### Task prompt:
Return the whole listing, keeping every character the same.

[begin Data records]

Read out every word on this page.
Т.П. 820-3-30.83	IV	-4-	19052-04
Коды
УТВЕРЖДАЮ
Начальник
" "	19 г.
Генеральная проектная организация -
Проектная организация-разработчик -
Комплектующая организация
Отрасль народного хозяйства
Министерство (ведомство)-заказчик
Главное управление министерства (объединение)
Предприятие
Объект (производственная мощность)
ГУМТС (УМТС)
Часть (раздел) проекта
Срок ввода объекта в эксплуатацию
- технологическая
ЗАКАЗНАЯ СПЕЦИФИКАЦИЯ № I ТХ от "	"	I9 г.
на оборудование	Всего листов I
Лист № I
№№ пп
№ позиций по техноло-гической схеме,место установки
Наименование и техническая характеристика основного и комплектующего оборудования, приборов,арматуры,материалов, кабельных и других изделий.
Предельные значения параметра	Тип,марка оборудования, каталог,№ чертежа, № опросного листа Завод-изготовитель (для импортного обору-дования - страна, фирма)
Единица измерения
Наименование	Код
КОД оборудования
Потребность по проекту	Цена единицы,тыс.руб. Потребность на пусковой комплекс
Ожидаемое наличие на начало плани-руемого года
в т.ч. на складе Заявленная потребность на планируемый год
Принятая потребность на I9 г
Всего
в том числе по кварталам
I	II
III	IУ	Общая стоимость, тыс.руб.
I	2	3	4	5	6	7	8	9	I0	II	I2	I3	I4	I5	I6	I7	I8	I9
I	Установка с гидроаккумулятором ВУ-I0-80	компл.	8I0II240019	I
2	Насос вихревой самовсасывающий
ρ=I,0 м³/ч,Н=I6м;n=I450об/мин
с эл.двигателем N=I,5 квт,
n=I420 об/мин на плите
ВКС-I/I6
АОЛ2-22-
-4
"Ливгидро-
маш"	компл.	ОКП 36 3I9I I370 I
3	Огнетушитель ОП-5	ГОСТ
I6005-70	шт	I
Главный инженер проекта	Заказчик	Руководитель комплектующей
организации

[end Data records]

### Output of the exercise:
Read out every word on this page.
Т.П. 820-3-30.83	IV	-4-	19052-04
Коды
УТВЕРЖДАЮ
Начальник
" "	19 г.
Генеральная проектная организация -
Проектная организация-разработчик -
Комплектующая организация
Отрасль народного хозяйства
Министерство (ведомство)-заказчик
Главное управление министерства (объединение)
Предприятие
Объект (производственная мощность)
ГУМТС (УМТС)
Часть (раздел) проекта
Срок ввода объекта в эксплуатацию
- технологическая
ЗАКАЗНАЯ СПЕЦИФИКАЦИЯ № I ТХ от "	"	I9 г.
на оборудование	Всего листов I
Лист № I
№№ пп
№ позиций по техноло-гической схеме,место установки
Наименование и техническая характеристика основного и комплектующего оборудования, приборов,арматуры,материалов, кабельных и других изделий.
Предельные значения параметра	Тип,марка оборудования, каталог,№ чертежа, № опросного листа Завод-изготовитель (для импортного обору-дования - страна, фирма)
Единица измерения
Наименование	Код
КОД оборудования
Потребность по проекту	Цена единицы,тыс.руб. Потребность на пусковой комплекс
Ожидаемое наличие на начало плани-руемого года
в т.ч. на складе Заявленная потребность на планируемый год
Принятая потребность на I9 г
Всего
в том числе по кварталам
I	II
III	IУ	Общая стоимость, тыс.руб.
I	2	3	4	5	6	7	8	9	I0	II	I2	I3	I4	I5	I6	I7	I8	I9
I	Установка с гидроаккумулятором ВУ-I0-80	компл.	8I0II240019	I
2	Насос вихревой самовсасывающий
ρ=I,0 м³/ч,Н=I6м;n=I450об/мин
с эл.двигателем N=I,5 квт,
n=I420 об/мин на плите
ВКС-I/I6
АОЛ2-22-
-4
"Ливгидро-
маш"	компл.	ОКП 36 3I9I I370 I
3	Огнетушитель ОП-5	ГОСТ
I6005-70	шт	I
Главный инженер проекта	Заказчик	Руководитель комплектующей
организации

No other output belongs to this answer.